> **WHAT THIS TASK INVOLVES**:
Tally each line where the word "Glass" occurs, then give only the total.

> **STORED ROWS**:
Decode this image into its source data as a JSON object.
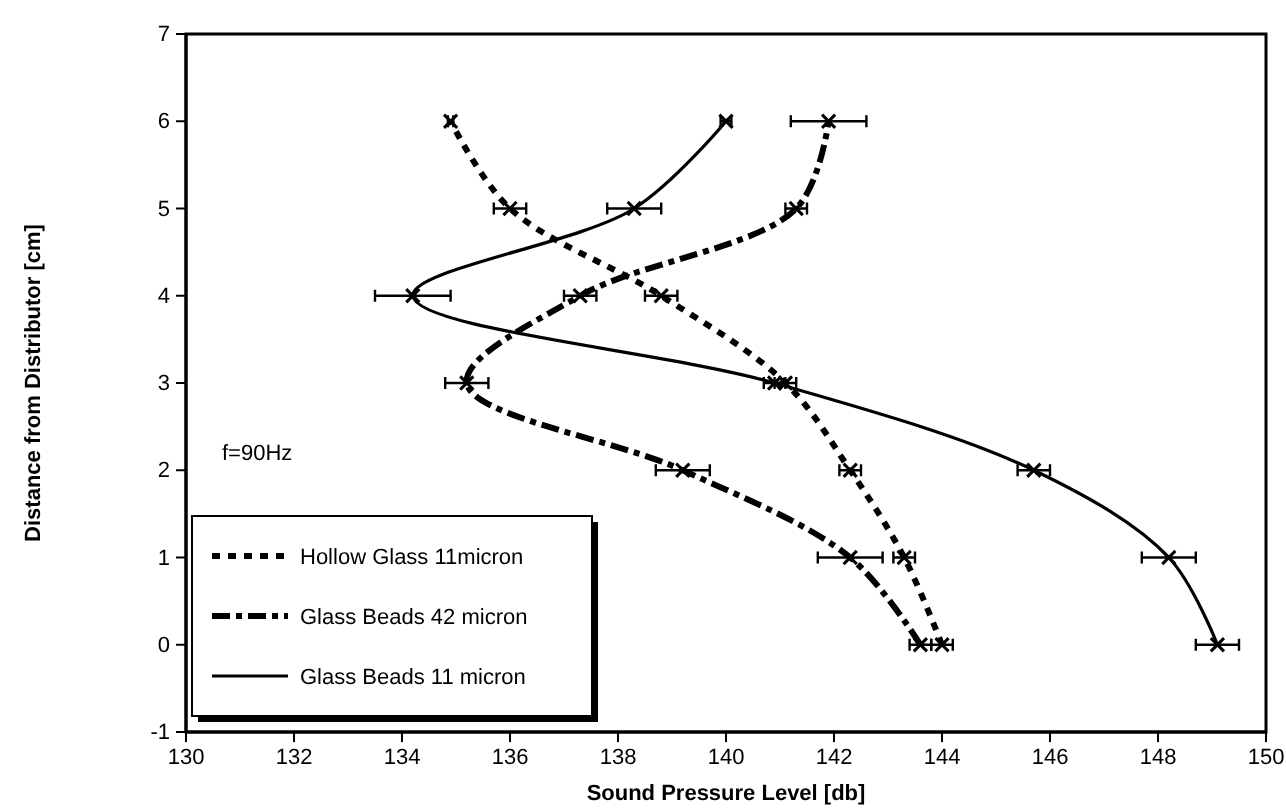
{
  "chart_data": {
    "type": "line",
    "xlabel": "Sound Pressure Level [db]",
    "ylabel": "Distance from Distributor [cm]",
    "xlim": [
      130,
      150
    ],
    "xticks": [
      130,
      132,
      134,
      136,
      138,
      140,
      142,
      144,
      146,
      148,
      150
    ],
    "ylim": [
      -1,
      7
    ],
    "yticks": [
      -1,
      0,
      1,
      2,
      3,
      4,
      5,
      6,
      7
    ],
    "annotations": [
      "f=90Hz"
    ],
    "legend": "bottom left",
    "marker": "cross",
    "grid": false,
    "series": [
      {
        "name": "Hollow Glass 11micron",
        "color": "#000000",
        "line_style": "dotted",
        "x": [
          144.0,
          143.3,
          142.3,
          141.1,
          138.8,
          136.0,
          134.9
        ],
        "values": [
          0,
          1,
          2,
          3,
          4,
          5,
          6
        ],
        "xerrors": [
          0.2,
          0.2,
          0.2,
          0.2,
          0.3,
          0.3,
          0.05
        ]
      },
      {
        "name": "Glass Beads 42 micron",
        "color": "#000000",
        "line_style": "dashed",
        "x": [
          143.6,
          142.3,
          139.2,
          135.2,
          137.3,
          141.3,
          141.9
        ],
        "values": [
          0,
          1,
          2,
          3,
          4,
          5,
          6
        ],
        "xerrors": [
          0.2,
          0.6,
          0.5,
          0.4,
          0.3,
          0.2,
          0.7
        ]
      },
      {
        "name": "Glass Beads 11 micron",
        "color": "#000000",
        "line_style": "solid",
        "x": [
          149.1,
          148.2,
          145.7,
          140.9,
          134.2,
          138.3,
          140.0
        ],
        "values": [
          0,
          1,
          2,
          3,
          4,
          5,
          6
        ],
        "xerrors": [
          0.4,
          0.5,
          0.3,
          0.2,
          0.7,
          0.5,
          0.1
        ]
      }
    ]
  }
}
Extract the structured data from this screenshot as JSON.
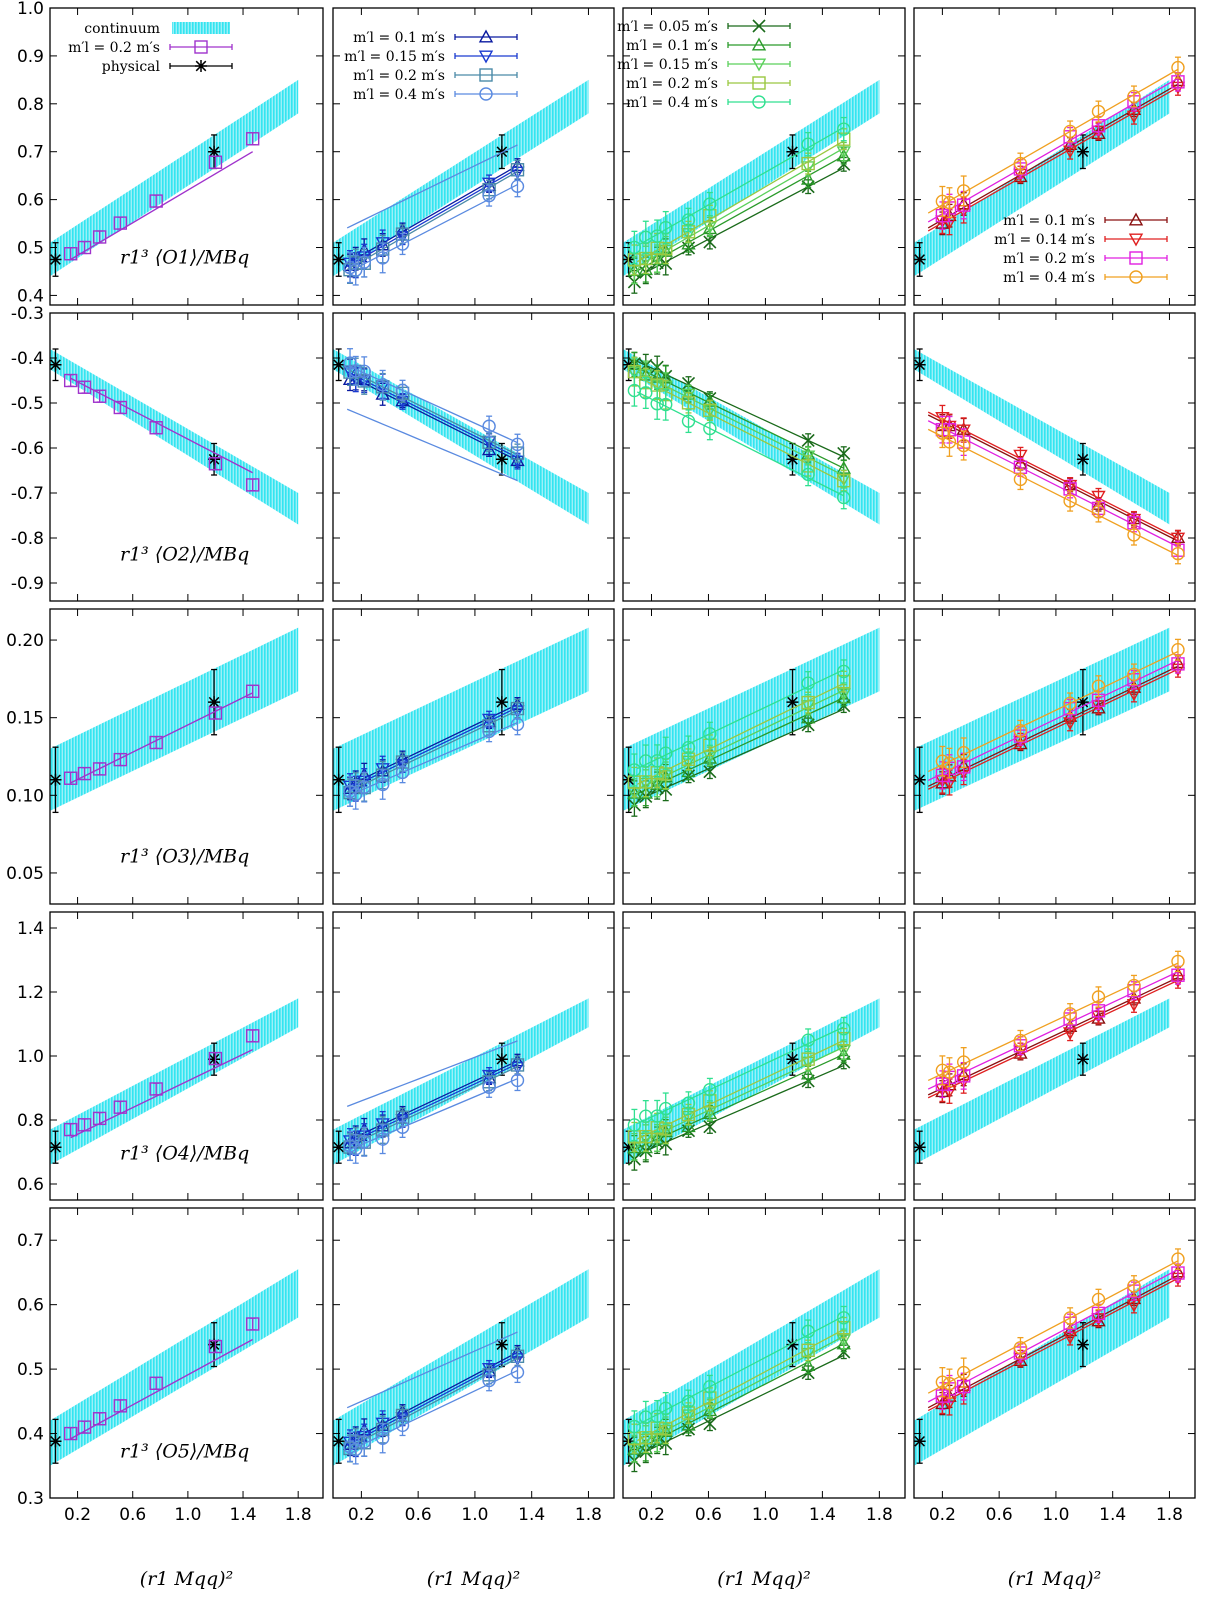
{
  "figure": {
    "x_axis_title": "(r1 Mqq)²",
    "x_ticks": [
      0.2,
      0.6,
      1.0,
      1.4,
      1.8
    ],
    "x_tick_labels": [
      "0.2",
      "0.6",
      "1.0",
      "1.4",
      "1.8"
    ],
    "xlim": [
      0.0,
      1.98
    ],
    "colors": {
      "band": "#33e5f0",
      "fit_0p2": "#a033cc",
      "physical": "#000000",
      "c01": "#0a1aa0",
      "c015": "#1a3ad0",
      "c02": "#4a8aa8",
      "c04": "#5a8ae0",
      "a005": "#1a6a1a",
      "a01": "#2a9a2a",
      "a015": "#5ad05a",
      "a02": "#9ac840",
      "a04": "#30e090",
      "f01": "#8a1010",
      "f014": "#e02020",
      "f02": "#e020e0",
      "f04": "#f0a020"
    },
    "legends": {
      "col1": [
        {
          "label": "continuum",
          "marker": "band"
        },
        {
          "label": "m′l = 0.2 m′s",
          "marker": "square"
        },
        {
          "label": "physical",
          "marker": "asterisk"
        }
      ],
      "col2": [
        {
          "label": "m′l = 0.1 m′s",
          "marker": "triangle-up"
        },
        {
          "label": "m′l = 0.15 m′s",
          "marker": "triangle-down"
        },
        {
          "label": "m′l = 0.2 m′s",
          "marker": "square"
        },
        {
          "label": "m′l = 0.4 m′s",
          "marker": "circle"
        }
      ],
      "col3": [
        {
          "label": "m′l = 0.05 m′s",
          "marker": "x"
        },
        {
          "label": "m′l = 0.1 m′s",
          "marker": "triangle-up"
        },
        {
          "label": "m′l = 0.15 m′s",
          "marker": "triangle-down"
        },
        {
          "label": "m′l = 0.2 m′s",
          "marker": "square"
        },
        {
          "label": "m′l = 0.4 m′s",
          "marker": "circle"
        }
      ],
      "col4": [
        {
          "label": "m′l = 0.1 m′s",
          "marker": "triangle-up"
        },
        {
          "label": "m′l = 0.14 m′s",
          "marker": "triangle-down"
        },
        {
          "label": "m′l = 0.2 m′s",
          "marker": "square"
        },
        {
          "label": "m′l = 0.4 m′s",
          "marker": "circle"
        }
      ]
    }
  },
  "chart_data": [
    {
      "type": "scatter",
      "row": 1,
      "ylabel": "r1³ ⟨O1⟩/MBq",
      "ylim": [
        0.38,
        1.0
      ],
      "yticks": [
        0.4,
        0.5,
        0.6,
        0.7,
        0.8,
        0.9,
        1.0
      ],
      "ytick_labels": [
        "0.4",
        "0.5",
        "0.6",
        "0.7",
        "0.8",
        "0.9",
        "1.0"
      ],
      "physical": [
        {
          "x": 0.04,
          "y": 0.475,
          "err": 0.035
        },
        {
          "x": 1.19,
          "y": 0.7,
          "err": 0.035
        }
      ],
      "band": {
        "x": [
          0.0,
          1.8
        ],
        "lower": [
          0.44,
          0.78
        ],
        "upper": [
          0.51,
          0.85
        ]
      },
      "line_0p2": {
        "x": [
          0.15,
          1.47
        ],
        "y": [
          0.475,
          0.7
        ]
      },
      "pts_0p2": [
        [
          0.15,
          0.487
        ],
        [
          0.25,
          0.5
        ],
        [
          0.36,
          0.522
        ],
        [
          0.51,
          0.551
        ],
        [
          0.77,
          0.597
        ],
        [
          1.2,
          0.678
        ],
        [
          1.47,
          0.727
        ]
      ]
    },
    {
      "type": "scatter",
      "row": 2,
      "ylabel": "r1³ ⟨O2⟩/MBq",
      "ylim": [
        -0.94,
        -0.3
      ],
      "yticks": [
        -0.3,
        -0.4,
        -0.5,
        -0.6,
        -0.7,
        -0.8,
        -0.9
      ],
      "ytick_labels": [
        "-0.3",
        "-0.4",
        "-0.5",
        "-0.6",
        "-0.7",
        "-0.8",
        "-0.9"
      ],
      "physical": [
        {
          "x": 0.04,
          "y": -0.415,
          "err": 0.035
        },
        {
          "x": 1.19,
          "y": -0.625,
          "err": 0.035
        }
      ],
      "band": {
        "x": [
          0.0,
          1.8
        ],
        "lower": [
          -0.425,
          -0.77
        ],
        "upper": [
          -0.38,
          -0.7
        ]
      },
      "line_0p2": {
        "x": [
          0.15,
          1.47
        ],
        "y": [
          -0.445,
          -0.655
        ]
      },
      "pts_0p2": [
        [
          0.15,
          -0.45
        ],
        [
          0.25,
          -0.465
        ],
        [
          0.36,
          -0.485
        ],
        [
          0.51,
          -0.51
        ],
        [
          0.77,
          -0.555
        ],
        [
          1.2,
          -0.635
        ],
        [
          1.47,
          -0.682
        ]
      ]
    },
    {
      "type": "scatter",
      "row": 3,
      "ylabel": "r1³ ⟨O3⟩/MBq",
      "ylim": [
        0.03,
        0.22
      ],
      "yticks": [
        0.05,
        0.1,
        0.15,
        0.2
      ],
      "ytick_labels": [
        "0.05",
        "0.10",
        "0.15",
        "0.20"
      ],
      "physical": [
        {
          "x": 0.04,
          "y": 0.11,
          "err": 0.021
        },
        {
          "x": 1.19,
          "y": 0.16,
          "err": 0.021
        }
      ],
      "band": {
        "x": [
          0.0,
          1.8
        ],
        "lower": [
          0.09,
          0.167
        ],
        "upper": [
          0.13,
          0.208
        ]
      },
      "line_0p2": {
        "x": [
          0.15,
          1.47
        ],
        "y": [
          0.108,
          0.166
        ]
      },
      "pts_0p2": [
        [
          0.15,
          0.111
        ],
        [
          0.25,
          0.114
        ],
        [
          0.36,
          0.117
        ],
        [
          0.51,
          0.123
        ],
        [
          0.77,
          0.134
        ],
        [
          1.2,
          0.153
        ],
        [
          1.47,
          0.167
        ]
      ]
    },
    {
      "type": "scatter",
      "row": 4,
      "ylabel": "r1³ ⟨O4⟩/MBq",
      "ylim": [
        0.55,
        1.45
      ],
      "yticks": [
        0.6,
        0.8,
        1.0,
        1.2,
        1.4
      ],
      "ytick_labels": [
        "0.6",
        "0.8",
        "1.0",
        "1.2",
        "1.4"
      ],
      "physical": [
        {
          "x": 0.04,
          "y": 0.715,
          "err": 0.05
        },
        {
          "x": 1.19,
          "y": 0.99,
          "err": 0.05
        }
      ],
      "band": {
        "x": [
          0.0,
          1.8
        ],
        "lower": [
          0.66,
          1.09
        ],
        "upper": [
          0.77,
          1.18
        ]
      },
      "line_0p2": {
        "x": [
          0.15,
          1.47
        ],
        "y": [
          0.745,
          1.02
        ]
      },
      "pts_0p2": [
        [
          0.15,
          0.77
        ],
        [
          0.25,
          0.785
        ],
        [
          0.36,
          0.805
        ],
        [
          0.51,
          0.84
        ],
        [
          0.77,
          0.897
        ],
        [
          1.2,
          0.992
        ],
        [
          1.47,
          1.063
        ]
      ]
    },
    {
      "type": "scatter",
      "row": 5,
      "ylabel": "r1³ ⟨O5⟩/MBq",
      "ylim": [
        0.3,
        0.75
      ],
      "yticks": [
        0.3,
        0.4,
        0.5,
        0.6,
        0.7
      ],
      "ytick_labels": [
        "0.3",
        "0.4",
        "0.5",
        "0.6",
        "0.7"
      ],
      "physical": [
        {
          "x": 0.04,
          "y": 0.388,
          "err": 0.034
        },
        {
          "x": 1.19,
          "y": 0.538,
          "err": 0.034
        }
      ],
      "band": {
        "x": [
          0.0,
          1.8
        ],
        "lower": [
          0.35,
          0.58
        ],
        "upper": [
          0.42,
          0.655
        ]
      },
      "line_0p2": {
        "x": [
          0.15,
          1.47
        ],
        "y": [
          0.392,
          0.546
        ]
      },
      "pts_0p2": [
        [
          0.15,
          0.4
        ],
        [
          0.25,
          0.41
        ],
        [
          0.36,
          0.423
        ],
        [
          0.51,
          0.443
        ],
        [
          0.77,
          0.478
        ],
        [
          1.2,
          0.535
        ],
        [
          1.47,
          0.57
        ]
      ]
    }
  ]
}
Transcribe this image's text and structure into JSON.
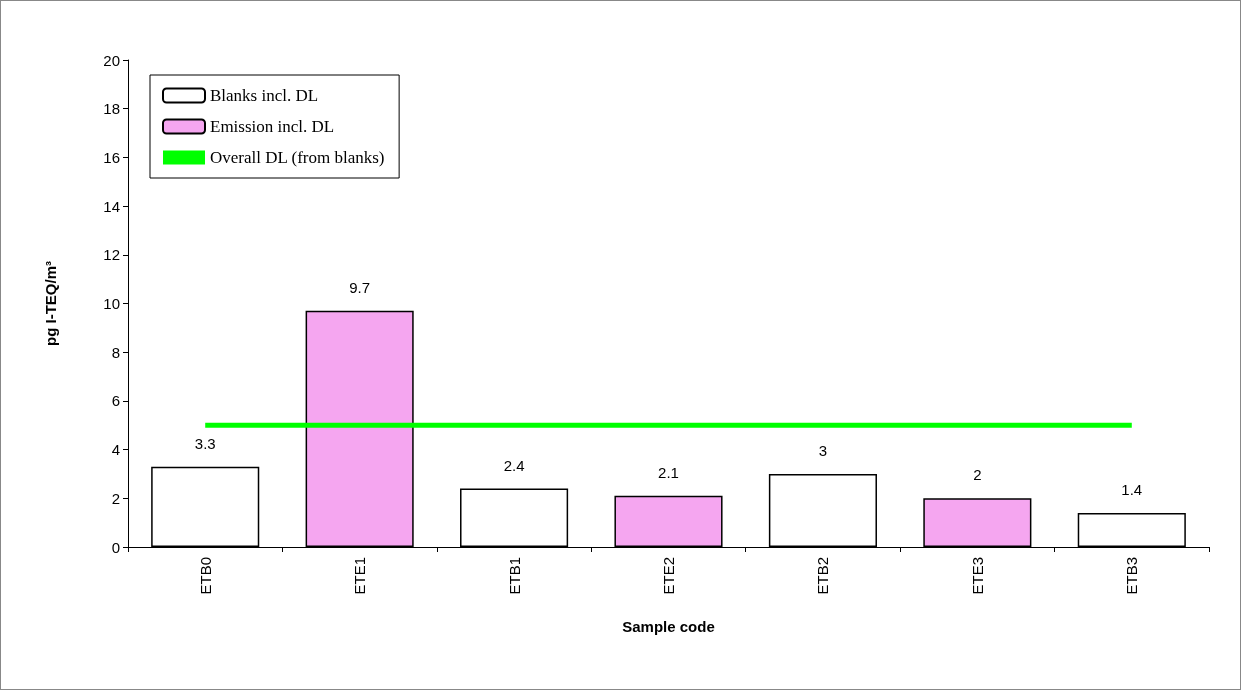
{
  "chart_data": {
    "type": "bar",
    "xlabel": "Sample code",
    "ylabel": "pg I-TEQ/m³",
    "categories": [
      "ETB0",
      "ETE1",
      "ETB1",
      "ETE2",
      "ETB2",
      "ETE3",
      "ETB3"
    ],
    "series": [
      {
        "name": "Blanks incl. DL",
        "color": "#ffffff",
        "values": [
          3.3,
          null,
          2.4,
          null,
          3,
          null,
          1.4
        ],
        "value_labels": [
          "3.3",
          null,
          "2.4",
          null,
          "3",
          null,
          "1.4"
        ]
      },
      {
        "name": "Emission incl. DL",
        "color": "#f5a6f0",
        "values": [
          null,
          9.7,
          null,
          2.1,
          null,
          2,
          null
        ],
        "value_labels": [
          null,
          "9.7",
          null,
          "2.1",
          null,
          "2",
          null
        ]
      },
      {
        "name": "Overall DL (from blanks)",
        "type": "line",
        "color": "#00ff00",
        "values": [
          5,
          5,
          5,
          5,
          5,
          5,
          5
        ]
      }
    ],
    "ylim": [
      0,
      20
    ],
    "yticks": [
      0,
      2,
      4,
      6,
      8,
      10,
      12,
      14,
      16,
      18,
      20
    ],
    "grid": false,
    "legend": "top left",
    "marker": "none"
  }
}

> **RESPONSE**:
3